--- LISTED ENTRIES ---
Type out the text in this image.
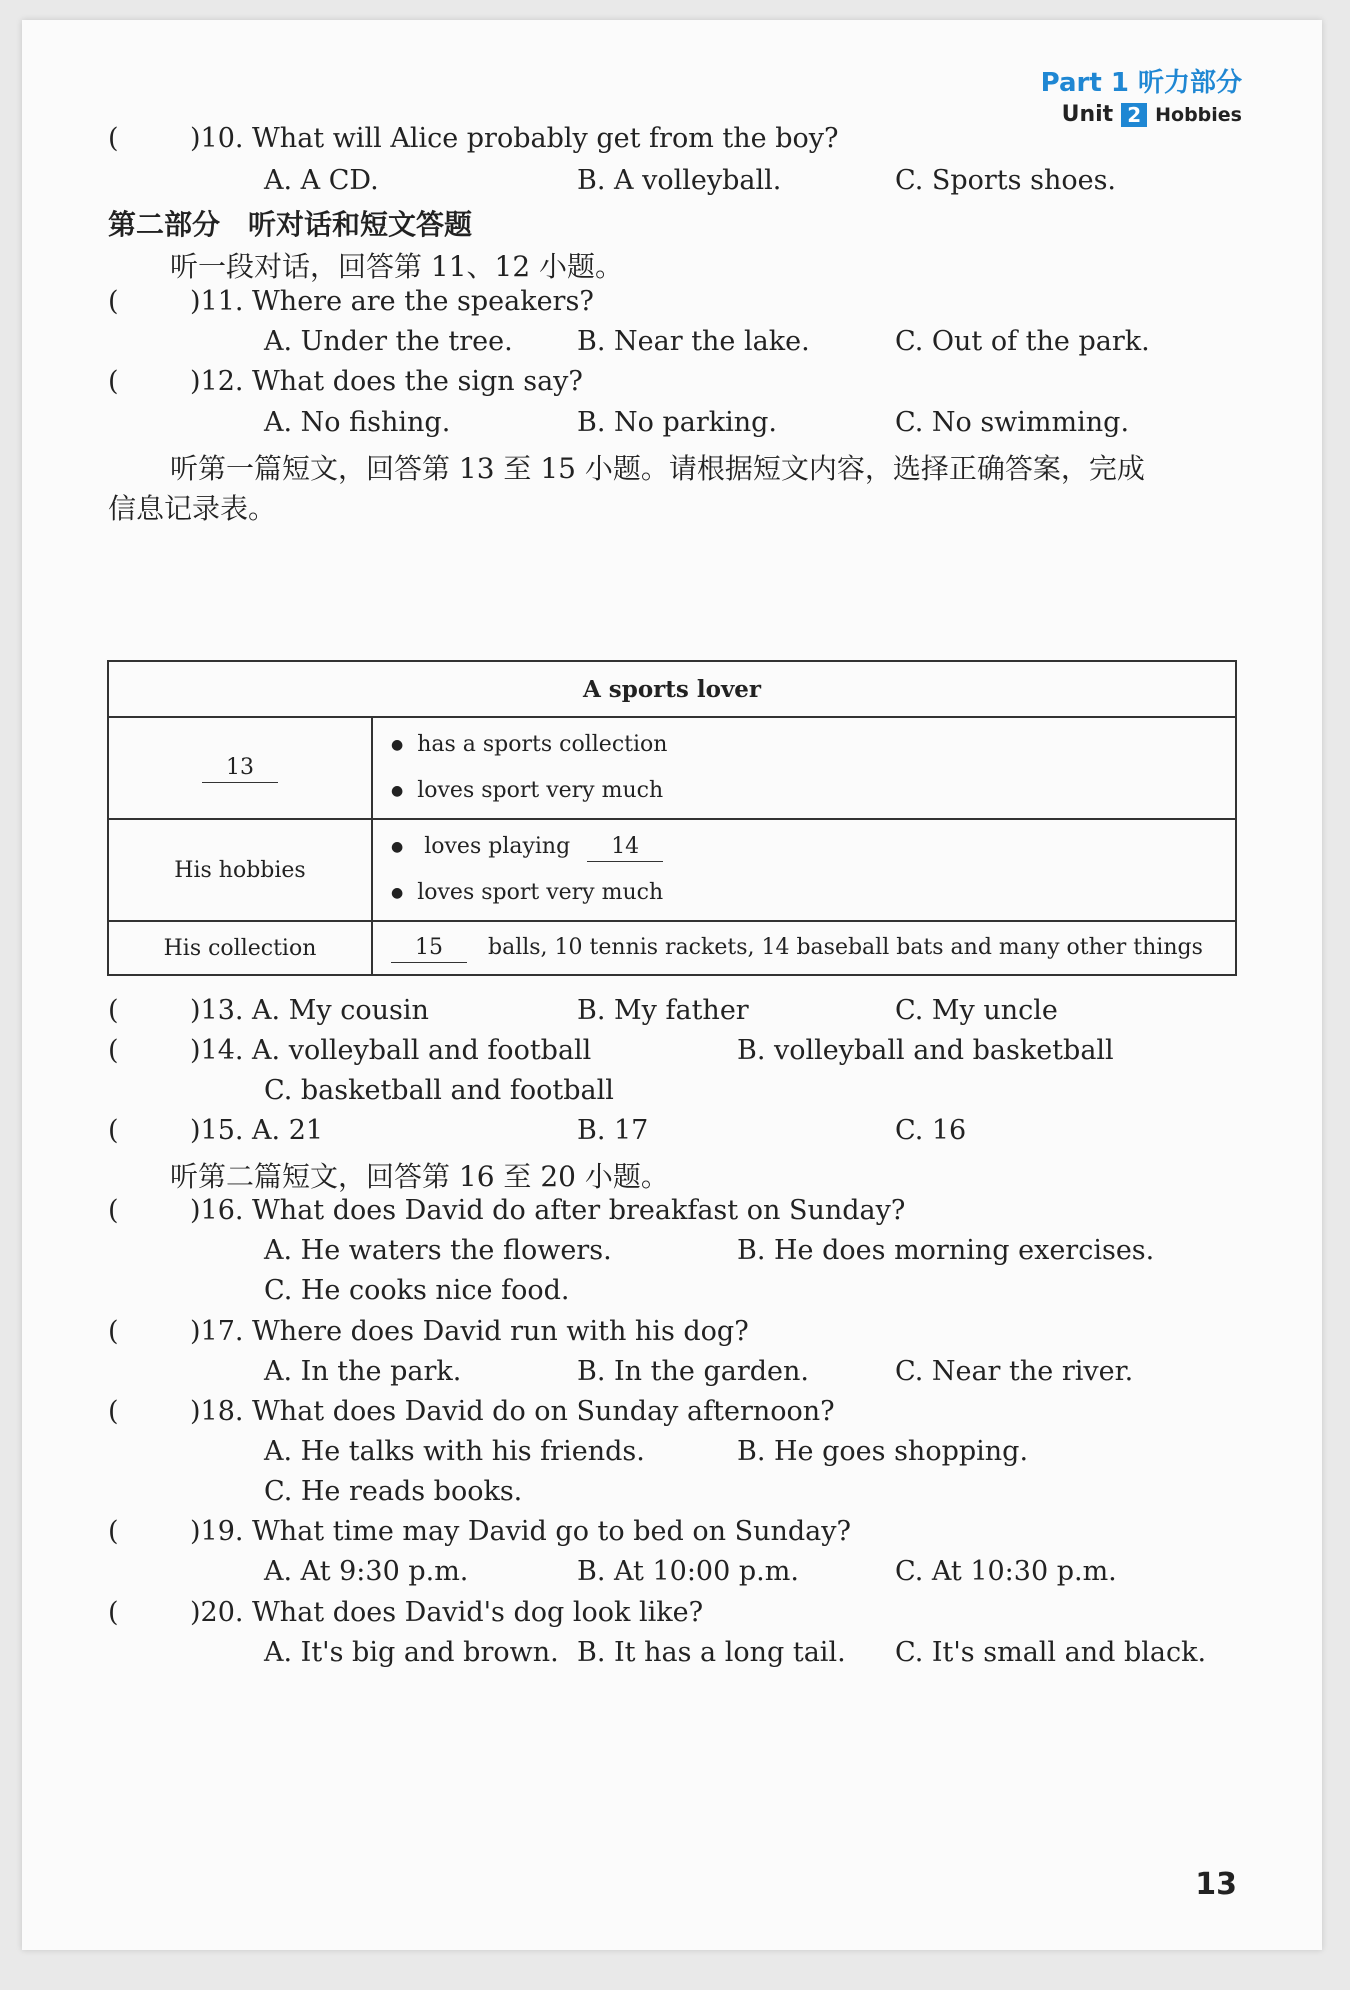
Part 1 听力部分
Unit 2 Hobbies
(	)10. What will Alice probably get from the boy?
A. A CD.	B. A volleyball.	C. Sports shoes.
第二部分　听对话和短文答题
听一段对话，回答第 11、12 小题。
(	)11. Where are the speakers?
A. Under the tree. B. Near the lake.	C. Out of the park.
(	)12. What does the sign say?
A. No fishing.	B. No parking.	C. No swimming.
听第一篇短文，回答第 13 至 15 小题。请根据短文内容，选择正确答案，完成
信息记录表。
A sports lover	
13	● has a sports collection
● loves sport very much

His hobbies	● loves playing 14
● loves sport very much

His collection	15 balls, 10 tennis rackets, 14 baseball bats and many other things
(	)13. A. My cousin	B. My father	C. My uncle
(	)14. A. volleyball and football	B. volleyball and basketball
C. basketball and football
(	)15. A. 21	B. 17	C. 16
听第二篇短文，回答第 16 至 20 小题。
(	)16. What does David do after breakfast on Sunday?
A. He waters the flowers.	B. He does morning exercises.
C. He cooks nice food.
(	)17. Where does David run with his dog?
A. In the park.	B. In the garden.	C. Near the river.
(	)18. What does David do on Sunday afternoon?
A. He talks with his friends.	B. He goes shopping.
C. He reads books.
(	)19. What time may David go to bed on Sunday?
A. At 9:30 p.m.	B. At 10:00 p.m.	C. At 10:30 p.m.
(	)20. What does David's dog look like?
A. It's big and brown. B. It has a long tail. C. It's small and black.
13
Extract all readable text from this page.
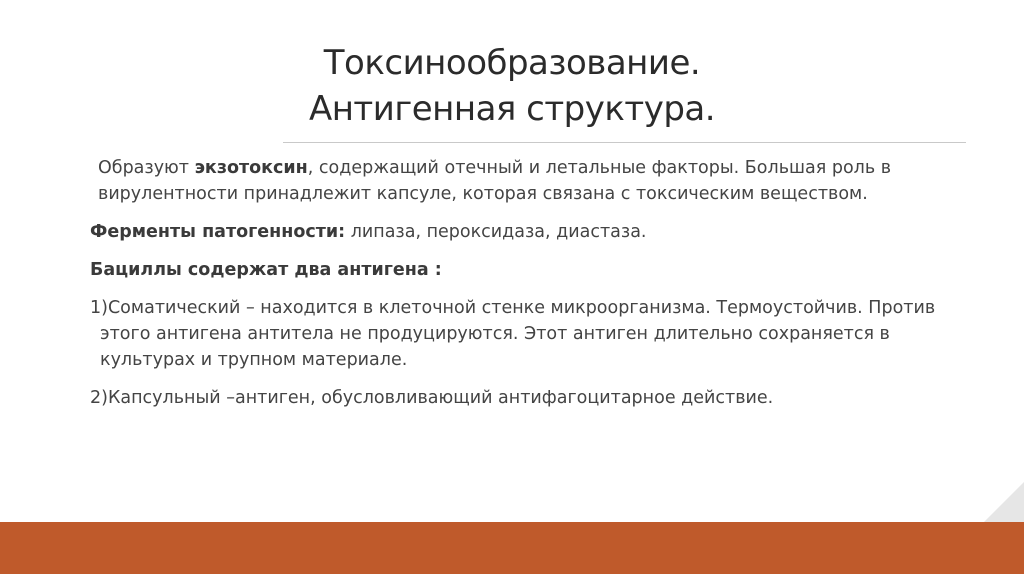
Токсинообразование.
Антигенная структура.

Образуют экзотоксин, содержащий отечный и летальные факторы. Большая роль в вирулентности принадлежит капсуле, которая связана с токсическим веществом.

Ферменты патогенности: липаза, пероксидаза, диастаза.

Бациллы содержат два антигена :

1)Соматический – находится в клеточной стенке микроорганизма. Термоустойчив. Против этого антигена антитела не продуцируются. Этот антиген длительно сохраняется в культурах и трупном материале.

2)Капсульный –антиген, обусловливающий антифагоцитарное действие.
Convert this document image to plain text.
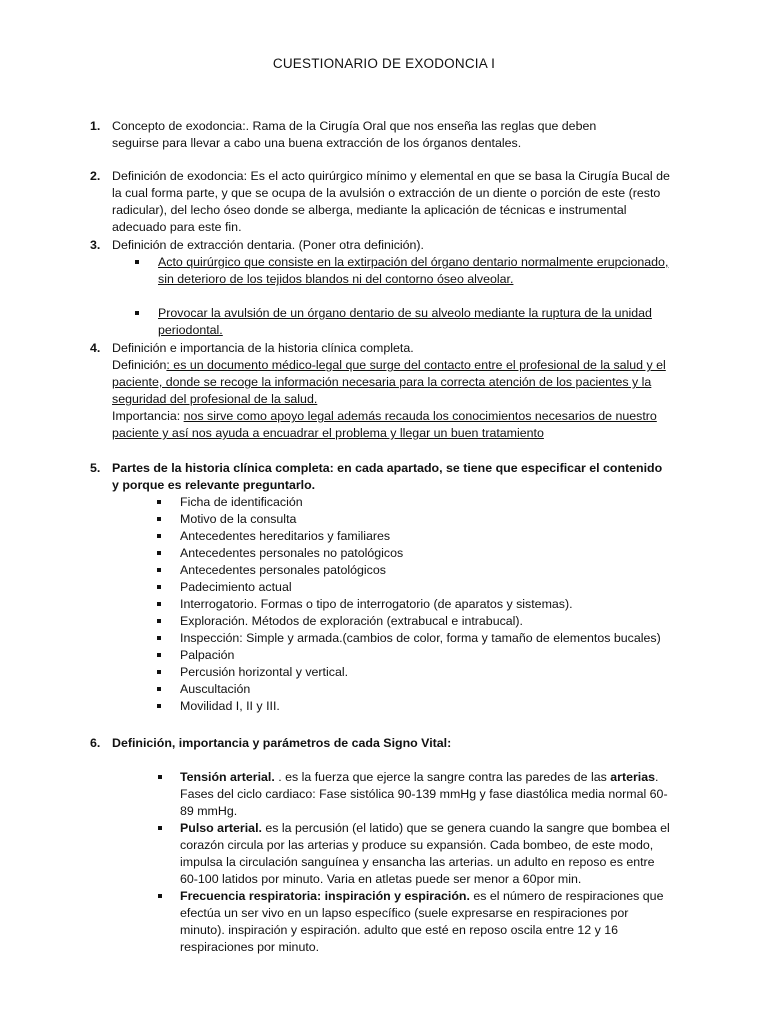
CUESTIONARIO DE EXODONCIA I
1. Concepto de exodoncia:. Rama de la Cirugía Oral que nos enseña las reglas que deben
seguirse para llevar a cabo una buena extracción de los órganos dentales.
2. Definición de exodoncia: Es el acto quirúrgico mínimo y elemental en que se basa la Cirugía Bucal de
la cual forma parte, y que se ocupa de la avulsión o extracción de un diente o porción de este (resto
radicular), del lecho óseo donde se alberga, mediante la aplicación de técnicas e instrumental
adecuado para este fin.
3. Definición de extracción dentaria. (Poner otra definición).
Acto quirúrgico que consiste en la extirpación del órgano dentario normalmente erupcionado,
sin deterioro de los tejidos blandos ni del contorno óseo alveolar.
Provocar la avulsión de un órgano dentario de su alveolo mediante la ruptura de la unidad
periodontal.
4. Definición e importancia de la historia clínica completa.
Definición: es un documento médico-legal que surge del contacto entre el profesional de la salud y el
paciente, donde se recoge la información necesaria para la correcta atención de los pacientes y la
seguridad del profesional de la salud.
Importancia: nos sirve como apoyo legal además recauda los conocimientos necesarios de nuestro
paciente y así nos ayuda a encuadrar el problema y llegar un buen tratamiento
5. Partes de la historia clínica completa: en cada apartado, se tiene que especificar el contenido
y porque es relevante preguntarlo.
Ficha de identificación
Motivo de la consulta
Antecedentes hereditarios y familiares
Antecedentes personales no patológicos
Antecedentes personales patológicos
Padecimiento actual
Interrogatorio. Formas o tipo de interrogatorio (de aparatos y sistemas).
Exploración. Métodos de exploración (extrabucal e intrabucal).
Inspección: Simple y armada.(cambios de color, forma y tamaño de elementos bucales)
Palpación
Percusión horizontal y vertical.
Auscultación
Movilidad I, II y III.
6. Definición, importancia y parámetros de cada Signo Vital:
Tensión arterial. . es la fuerza que ejerce la sangre contra las paredes de las arterias.
Fases del ciclo cardiaco: Fase sistólica 90-139 mmHg y fase diastólica media normal 60-
89 mmHg.
Pulso arterial. es la percusión (el latido) que se genera cuando la sangre que bombea el
corazón circula por las arterias y produce su expansión. Cada bombeo, de este modo,
impulsa la circulación sanguínea y ensancha las arterias. un adulto en reposo es entre
60-100 latidos por minuto. Varia en atletas puede ser menor a 60por min.
Frecuencia respiratoria: inspiración y espiración. es el número de respiraciones que
efectúa un ser vivo en un lapso específico (suele expresarse en respiraciones por
minuto). inspiración y espiración. adulto que esté en reposo oscila entre 12 y 16
respiraciones por minuto.
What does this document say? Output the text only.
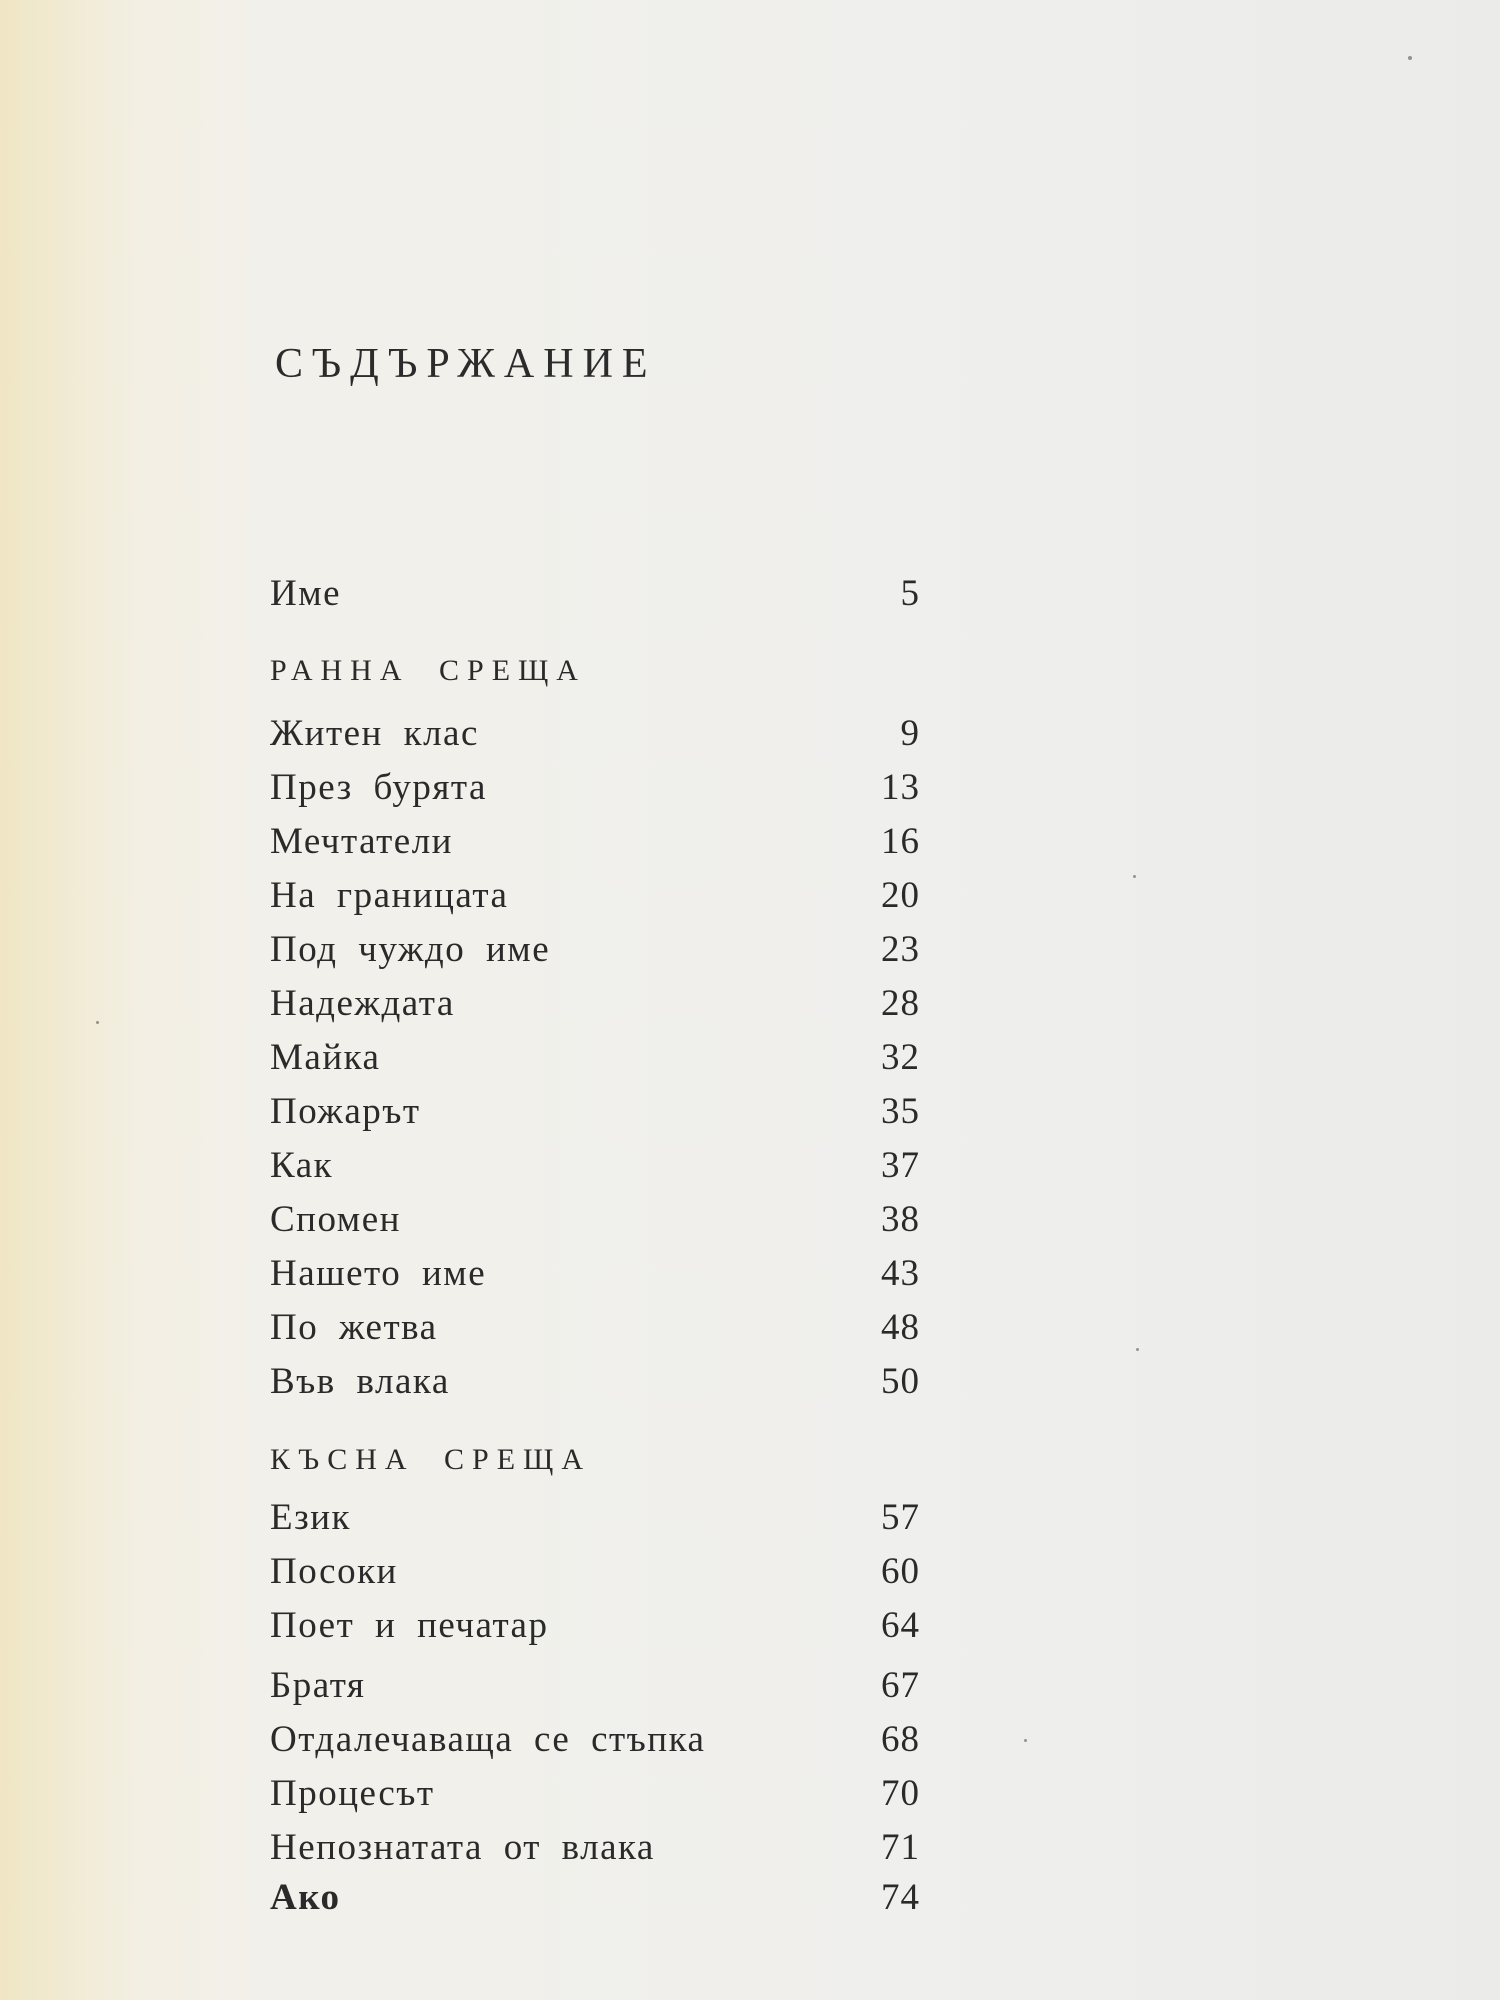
СЪДЪРЖАНИЕ
Име	5
РАННА СРЕЩА
Житен клас	9
През бурята	13
Мечтатели	16
На границата	20
Под чуждо име	23
Надеждата	28
Майка	32
Пожарът	35
Как	37
Спомен	38
Нашето име	43
По жетва	48
Във влака	50
КЪСНА СРЕЩА
Език	57
Посоки	60
Поет и печатар	64
Братя	67
Отдалечаваща се стъпка	68
Процесът	70
Непознатата от влака	71
Ако	74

--- PROBLEM ---
Reproduce all the records verbatim, excluding images.

--- THE COMPLETED TASK ---
Type out the text in this image.
Part 1 听力部分
Unit 2 Hobbies
(	)10. What will Alice probably get from the boy?
A. A CD.	B. A volleyball.	C. Sports shoes.
第二部分　听对话和短文答题
听一段对话，回答第 11、12 小题。
(	)11. Where are the speakers?
A. Under the tree. B. Near the lake.	C. Out of the park.
(	)12. What does the sign say?
A. No fishing.	B. No parking.	C. No swimming.
听第一篇短文，回答第 13 至 15 小题。请根据短文内容，选择正确答案，完成
信息记录表。
A sports lover	
13	● has a sports collection
● loves sport very much

His hobbies	● loves playing 14
● loves sport very much

His collection	15 balls, 10 tennis rackets, 14 baseball bats and many other things
(	)13. A. My cousin	B. My father	C. My uncle
(	)14. A. volleyball and football	B. volleyball and basketball
C. basketball and football
(	)15. A. 21	B. 17	C. 16
听第二篇短文，回答第 16 至 20 小题。
(	)16. What does David do after breakfast on Sunday?
A. He waters the flowers.	B. He does morning exercises.
C. He cooks nice food.
(	)17. Where does David run with his dog?
A. In the park.	B. In the garden.	C. Near the river.
(	)18. What does David do on Sunday afternoon?
A. He talks with his friends.	B. He goes shopping.
C. He reads books.
(	)19. What time may David go to bed on Sunday?
A. At 9:30 p.m.	B. At 10:00 p.m.	C. At 10:30 p.m.
(	)20. What does David's dog look like?
A. It's big and brown. B. It has a long tail. C. It's small and black.
13
Extract all readable text from this page.
Токсинообразование.
Антигенная структура.

Образуют экзотоксин, содержащий отечный и летальные факторы. Большая роль в вирулентности принадлежит капсуле, которая связана с токсическим веществом.

Ферменты патогенности: липаза, пероксидаза, диастаза.

Бациллы содержат два антигена :

1)Соматический – находится в клеточной стенке микроорганизма. Термоустойчив. Против этого антигена антитела не продуцируются. Этот антиген длительно сохраняется в культурах и трупном материале.

2)Капсульный –антиген, обусловливающий антифагоцитарное действие.
Convert this document image to plain text.
CUESTIONARIO DE EXODONCIA I
1. Concepto de exodoncia:. Rama de la Cirugía Oral que nos enseña las reglas que deben
seguirse para llevar a cabo una buena extracción de los órganos dentales.
2. Definición de exodoncia: Es el acto quirúrgico mínimo y elemental en que se basa la Cirugía Bucal de
la cual forma parte, y que se ocupa de la avulsión o extracción de un diente o porción de este (resto
radicular), del lecho óseo donde se alberga, mediante la aplicación de técnicas e instrumental
adecuado para este fin.
3. Definición de extracción dentaria. (Poner otra definición).
Acto quirúrgico que consiste en la extirpación del órgano dentario normalmente erupcionado,
sin deterioro de los tejidos blandos ni del contorno óseo alveolar.
Provocar la avulsión de un órgano dentario de su alveolo mediante la ruptura de la unidad
periodontal.
4. Definición e importancia de la historia clínica completa.
Definición: es un documento médico-legal que surge del contacto entre el profesional de la salud y el
paciente, donde se recoge la información necesaria para la correcta atención de los pacientes y la
seguridad del profesional de la salud.
Importancia: nos sirve como apoyo legal además recauda los conocimientos necesarios de nuestro
paciente y así nos ayuda a encuadrar el problema y llegar un buen tratamiento
5. Partes de la historia clínica completa: en cada apartado, se tiene que especificar el contenido
y porque es relevante preguntarlo.
Ficha de identificación
Motivo de la consulta
Antecedentes hereditarios y familiares
Antecedentes personales no patológicos
Antecedentes personales patológicos
Padecimiento actual
Interrogatorio. Formas o tipo de interrogatorio (de aparatos y sistemas).
Exploración. Métodos de exploración (extrabucal e intrabucal).
Inspección: Simple y armada.(cambios de color, forma y tamaño de elementos bucales)
Palpación
Percusión horizontal y vertical.
Auscultación
Movilidad I, II y III.
6. Definición, importancia y parámetros de cada Signo Vital:
Tensión arterial. . es la fuerza que ejerce la sangre contra las paredes de las arterias.
Fases del ciclo cardiaco: Fase sistólica 90-139 mmHg y fase diastólica media normal 60-
89 mmHg.
Pulso arterial. es la percusión (el latido) que se genera cuando la sangre que bombea el
corazón circula por las arterias y produce su expansión. Cada bombeo, de este modo,
impulsa la circulación sanguínea y ensancha las arterias. un adulto en reposo es entre
60-100 latidos por minuto. Varia en atletas puede ser menor a 60por min.
Frecuencia respiratoria: inspiración y espiración. es el número de respiraciones que
efectúa un ser vivo en un lapso específico (suele expresarse en respiraciones por
minuto). inspiración y espiración. adulto que esté en reposo oscila entre 12 y 16
respiraciones por minuto.
What does this document say? Output the text only.
СЪДЪРЖАНИЕ
Име	5
РАННА СРЕЩА
Житен клас	9
През бурята	13
Мечтатели	16
На границата	20
Под чуждо име	23
Надеждата	28
Майка	32
Пожарът	35
Как	37
Спомен	38
Нашето име	43
По жетва	48
Във влака	50
КЪСНА СРЕЩА
Език	57
Посоки	60
Поет и печатар	64
Братя	67
Отдалечаваща се стъпка	68
Процесът	70
Непознатата от влака	71
Ако	74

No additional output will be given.